» **EXERCISE OBJECTIVE**
Rewrite the material as a numbered list with blank lines dropped, starting at the line containing "Enumerate the UI" and ending at the line containing "stat: 終値1472.51: [641, 14, 721, 30]". Include only those lines.
* BEGIN DATA IN THIS EXERCISE *
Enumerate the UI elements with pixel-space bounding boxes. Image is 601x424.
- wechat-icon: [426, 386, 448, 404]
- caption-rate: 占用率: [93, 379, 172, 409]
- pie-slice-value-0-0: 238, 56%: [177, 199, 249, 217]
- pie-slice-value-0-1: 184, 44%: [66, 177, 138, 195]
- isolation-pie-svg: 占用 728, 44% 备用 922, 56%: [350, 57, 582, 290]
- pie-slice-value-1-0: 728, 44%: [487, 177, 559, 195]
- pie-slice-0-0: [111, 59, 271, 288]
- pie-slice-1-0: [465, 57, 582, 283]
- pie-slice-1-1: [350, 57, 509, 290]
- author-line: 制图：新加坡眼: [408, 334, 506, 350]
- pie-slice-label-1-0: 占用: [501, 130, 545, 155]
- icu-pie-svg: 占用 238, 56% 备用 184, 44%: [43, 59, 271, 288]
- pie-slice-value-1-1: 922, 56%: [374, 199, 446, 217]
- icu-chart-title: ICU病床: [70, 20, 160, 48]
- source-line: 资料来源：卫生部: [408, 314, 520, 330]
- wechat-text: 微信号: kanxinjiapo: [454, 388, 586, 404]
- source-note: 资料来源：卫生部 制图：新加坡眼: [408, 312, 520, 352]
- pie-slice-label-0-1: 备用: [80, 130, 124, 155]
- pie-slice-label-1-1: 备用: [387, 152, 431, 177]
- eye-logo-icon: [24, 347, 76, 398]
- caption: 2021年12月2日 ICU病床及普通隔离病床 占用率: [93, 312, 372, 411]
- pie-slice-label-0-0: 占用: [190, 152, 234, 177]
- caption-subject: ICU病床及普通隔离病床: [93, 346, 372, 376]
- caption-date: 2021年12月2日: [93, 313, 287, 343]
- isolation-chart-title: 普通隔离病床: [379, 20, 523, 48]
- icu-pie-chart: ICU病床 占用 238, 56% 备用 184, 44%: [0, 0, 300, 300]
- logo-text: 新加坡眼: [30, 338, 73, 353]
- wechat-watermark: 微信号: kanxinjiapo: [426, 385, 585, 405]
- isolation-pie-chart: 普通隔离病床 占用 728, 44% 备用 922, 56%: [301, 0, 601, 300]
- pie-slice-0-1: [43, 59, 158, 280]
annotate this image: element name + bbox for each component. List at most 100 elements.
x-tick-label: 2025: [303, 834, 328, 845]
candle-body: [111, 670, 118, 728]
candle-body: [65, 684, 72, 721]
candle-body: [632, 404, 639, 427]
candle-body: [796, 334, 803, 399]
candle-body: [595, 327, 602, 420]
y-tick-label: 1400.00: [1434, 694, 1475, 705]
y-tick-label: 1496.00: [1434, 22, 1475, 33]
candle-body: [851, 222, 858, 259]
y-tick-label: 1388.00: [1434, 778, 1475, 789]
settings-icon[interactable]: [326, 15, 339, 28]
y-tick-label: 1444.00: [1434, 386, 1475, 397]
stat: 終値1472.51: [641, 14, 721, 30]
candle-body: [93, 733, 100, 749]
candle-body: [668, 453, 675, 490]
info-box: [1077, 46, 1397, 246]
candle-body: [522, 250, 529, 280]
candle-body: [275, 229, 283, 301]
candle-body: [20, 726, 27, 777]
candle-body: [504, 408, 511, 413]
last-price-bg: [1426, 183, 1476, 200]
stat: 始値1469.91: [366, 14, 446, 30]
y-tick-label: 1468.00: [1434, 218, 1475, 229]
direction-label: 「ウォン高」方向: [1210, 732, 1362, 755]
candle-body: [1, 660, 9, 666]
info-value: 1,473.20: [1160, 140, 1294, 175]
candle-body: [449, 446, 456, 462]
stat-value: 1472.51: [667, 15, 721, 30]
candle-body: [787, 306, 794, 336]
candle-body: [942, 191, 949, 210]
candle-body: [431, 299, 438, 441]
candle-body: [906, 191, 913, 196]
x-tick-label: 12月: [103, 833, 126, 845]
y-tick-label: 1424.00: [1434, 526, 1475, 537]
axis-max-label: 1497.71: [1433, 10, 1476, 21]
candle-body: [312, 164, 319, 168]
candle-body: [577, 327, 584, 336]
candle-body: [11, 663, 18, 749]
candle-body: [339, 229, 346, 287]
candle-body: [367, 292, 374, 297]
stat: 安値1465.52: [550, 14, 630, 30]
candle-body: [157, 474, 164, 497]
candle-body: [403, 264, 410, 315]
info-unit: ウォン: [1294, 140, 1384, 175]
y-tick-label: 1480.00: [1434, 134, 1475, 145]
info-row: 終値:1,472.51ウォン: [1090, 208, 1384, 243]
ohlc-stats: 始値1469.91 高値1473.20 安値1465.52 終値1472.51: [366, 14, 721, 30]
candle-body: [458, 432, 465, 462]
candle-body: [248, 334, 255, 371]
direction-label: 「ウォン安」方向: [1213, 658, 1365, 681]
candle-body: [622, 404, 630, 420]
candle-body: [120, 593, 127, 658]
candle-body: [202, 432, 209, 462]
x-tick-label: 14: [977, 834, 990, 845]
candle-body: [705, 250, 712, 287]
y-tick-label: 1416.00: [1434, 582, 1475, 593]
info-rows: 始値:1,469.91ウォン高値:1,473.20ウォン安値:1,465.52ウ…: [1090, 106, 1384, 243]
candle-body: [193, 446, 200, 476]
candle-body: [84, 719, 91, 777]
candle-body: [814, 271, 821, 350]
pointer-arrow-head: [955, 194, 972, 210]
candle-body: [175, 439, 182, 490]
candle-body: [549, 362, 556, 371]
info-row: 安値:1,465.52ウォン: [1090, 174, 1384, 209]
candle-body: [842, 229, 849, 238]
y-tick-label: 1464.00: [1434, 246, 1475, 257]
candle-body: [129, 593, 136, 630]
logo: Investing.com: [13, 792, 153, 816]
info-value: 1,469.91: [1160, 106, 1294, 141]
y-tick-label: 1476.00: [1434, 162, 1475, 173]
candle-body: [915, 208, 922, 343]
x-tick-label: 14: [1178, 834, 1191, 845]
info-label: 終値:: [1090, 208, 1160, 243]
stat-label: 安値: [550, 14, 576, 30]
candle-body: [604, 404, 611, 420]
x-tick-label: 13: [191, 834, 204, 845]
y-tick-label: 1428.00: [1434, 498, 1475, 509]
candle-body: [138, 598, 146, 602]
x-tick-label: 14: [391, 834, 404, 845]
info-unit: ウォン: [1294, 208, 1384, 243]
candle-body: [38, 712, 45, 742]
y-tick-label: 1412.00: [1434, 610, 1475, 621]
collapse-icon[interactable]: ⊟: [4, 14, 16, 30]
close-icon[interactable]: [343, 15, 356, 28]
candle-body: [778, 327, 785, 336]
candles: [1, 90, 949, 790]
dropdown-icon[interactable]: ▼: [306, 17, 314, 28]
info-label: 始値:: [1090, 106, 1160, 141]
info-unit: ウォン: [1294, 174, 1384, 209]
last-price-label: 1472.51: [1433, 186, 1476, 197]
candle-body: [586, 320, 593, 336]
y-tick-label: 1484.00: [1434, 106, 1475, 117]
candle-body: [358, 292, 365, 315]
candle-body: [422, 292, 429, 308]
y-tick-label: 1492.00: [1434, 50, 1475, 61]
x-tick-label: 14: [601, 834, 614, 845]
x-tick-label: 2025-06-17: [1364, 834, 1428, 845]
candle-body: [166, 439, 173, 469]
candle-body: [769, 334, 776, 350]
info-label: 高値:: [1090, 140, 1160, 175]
* END DATA IN THIS EXERCISE *
* BEGIN DATA IN THIS EXERCISE *
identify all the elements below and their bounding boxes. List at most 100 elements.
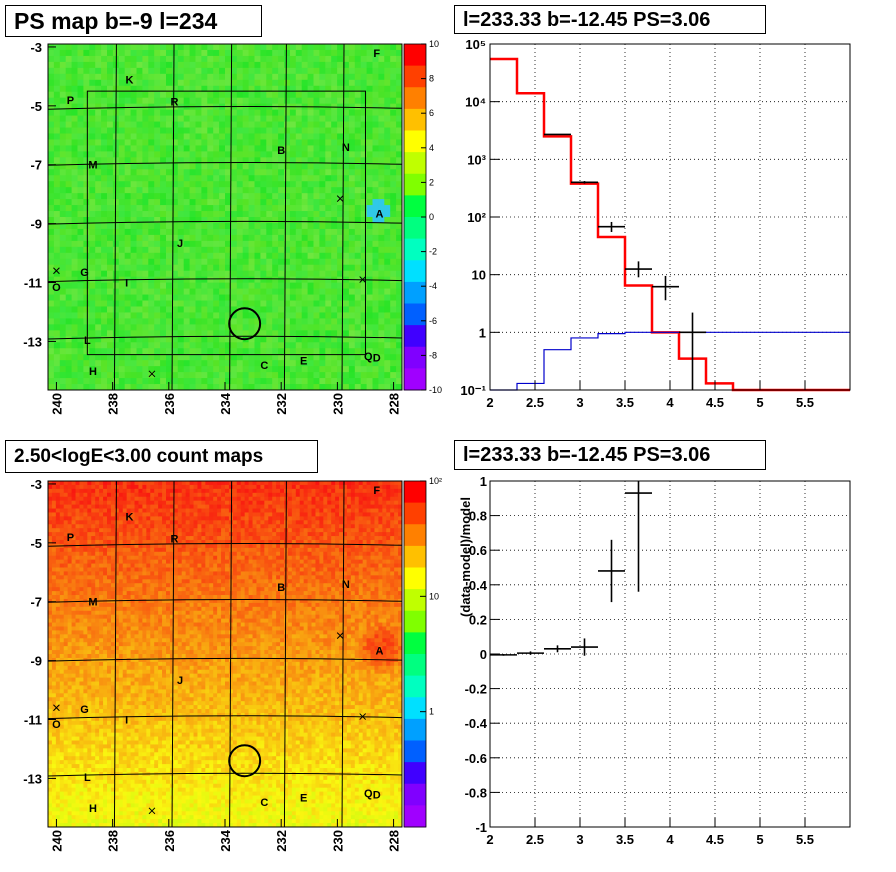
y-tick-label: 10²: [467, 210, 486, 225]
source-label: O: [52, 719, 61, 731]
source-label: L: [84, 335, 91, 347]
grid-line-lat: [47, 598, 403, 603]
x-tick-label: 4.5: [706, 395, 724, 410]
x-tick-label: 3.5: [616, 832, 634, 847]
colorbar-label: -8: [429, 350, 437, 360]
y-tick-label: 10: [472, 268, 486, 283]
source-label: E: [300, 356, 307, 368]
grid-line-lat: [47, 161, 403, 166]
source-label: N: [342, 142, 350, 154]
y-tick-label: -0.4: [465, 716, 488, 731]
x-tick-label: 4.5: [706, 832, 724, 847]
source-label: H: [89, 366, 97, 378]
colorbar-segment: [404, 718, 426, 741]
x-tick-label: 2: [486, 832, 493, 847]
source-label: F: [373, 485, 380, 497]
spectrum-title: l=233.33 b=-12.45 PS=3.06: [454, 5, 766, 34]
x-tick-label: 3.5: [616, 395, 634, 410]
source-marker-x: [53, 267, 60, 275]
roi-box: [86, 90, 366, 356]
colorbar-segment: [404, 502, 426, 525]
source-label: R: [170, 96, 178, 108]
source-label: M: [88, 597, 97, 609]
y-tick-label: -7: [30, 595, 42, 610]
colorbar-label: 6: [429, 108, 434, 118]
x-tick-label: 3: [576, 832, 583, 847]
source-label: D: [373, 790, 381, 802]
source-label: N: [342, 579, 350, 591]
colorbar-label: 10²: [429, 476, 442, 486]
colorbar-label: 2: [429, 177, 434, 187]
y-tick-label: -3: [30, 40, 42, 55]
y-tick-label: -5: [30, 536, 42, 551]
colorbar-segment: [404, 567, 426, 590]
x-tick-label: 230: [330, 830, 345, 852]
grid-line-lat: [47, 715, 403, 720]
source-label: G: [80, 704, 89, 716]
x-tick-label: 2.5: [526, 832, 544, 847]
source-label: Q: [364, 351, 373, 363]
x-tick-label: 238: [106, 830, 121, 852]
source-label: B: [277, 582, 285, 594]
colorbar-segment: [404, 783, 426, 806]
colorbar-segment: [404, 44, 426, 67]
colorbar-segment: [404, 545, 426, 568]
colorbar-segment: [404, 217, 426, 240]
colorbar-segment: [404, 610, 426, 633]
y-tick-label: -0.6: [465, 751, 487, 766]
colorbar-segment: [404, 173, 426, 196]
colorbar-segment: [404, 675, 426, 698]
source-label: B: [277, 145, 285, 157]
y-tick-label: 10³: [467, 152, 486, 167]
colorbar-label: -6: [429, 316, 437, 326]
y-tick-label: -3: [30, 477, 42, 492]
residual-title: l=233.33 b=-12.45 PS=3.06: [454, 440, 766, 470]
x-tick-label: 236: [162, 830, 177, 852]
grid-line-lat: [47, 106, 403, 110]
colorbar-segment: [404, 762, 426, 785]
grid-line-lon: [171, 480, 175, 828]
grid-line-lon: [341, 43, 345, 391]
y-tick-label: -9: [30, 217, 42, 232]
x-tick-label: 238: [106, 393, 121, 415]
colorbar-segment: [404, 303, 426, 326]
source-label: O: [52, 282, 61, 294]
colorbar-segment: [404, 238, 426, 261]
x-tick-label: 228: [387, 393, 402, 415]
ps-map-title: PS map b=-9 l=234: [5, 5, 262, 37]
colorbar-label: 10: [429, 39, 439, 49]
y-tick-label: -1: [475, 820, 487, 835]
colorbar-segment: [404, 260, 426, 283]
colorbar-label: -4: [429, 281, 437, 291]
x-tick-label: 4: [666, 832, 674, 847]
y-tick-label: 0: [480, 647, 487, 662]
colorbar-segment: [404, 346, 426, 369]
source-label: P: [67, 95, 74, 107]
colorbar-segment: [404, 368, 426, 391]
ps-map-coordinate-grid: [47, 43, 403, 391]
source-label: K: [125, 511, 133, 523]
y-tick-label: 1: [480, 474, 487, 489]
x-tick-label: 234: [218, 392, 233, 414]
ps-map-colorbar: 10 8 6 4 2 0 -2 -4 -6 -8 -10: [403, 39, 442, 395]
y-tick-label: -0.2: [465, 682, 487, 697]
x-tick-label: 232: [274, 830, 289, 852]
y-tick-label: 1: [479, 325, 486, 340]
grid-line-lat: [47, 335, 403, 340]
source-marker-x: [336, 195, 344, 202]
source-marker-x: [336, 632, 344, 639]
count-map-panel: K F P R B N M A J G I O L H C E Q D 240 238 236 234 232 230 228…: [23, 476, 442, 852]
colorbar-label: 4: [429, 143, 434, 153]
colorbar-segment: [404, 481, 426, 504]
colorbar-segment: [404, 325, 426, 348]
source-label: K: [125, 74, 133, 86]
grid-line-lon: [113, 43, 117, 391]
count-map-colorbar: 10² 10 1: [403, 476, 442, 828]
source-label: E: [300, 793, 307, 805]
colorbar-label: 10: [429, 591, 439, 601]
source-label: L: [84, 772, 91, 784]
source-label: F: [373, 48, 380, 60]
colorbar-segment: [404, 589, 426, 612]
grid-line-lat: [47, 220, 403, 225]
* END DATA IN THIS EXERCISE *
» **SOLUTION TO THE PROBLEM**
1. Enumerate the UI elements with pixel-space bounding boxes. Image is 601x424.
2. - wechat-icon: [426, 386, 448, 404]
3. - caption-rate: 占用率: [93, 379, 172, 409]
4. - pie-slice-value-0-0: 238, 56%: [177, 199, 249, 217]
5. - pie-slice-value-0-1: 184, 44%: [66, 177, 138, 195]
6. - isolation-pie-svg: 占用 728, 44% 备用 922, 56%: [350, 57, 582, 290]
7. - pie-slice-value-1-0: 728, 44%: [487, 177, 559, 195]
8. - pie-slice-0-0: [111, 59, 271, 288]
9. - pie-slice-1-0: [465, 57, 582, 283]
10. - pie-slice-1-1: [350, 57, 509, 290]
11. - author-line: 制图：新加坡眼: [408, 334, 506, 350]
12. - pie-slice-label-1-0: 占用: [501, 130, 545, 155]
13. - icu-pie-svg: 占用 238, 56% 备用 184, 44%: [43, 59, 271, 288]
14. - pie-slice-value-1-1: 922, 56%: [374, 199, 446, 217]
15. - icu-chart-title: ICU病床: [70, 20, 160, 48]
16. - source-line: 资料来源：卫生部: [408, 314, 520, 330]
17. - wechat-text: 微信号: kanxinjiapo: [454, 388, 586, 404]
18. - source-note: 资料来源：卫生部 制图：新加坡眼: [408, 312, 520, 352]
19. - pie-slice-label-0-1: 备用: [80, 130, 124, 155]
20. - pie-slice-label-1-1: 备用: [387, 152, 431, 177]
21. - eye-logo-icon: [24, 347, 76, 398]
22. - caption: 2021年12月2日 ICU病床及普通隔离病床 占用率: [93, 312, 372, 411]
23. - pie-slice-label-0-0: 占用: [190, 152, 234, 177]
24. - caption-subject: ICU病床及普通隔离病床: [93, 346, 372, 376]
25. - caption-date: 2021年12月2日: [93, 313, 287, 343]
26. - isolation-chart-title: 普通隔离病床: [379, 20, 523, 48]
27. - icu-pie-chart: ICU病床 占用 238, 56% 备用 184, 44%: [0, 0, 300, 300]
28. - logo-text: 新加坡眼: [30, 338, 73, 353]
29. - wechat-watermark: 微信号: kanxinjiapo: [426, 385, 585, 405]
30. - isolation-pie-chart: 普通隔离病床 占用 728, 44% 备用 922, 56%: [301, 0, 601, 300]
31. - pie-slice-0-1: [43, 59, 158, 280]
32. annotate this image: element name + bbox for each component. List at most 100 elements.
33. x-tick-label: 2025: [303, 834, 328, 845]
34. candle-body: [111, 670, 118, 728]
35. candle-body: [65, 684, 72, 721]
36. candle-body: [632, 404, 639, 427]
37. candle-body: [796, 334, 803, 399]
38. candle-body: [595, 327, 602, 420]
39. y-tick-label: 1400.00: [1434, 694, 1475, 705]
40. y-tick-label: 1496.00: [1434, 22, 1475, 33]
41. candle-body: [851, 222, 858, 259]
42. y-tick-label: 1388.00: [1434, 778, 1475, 789]
43. settings-icon[interactable]: [326, 15, 339, 28]
44. y-tick-label: 1444.00: [1434, 386, 1475, 397]
45. stat: 終値1472.51: [641, 14, 721, 30]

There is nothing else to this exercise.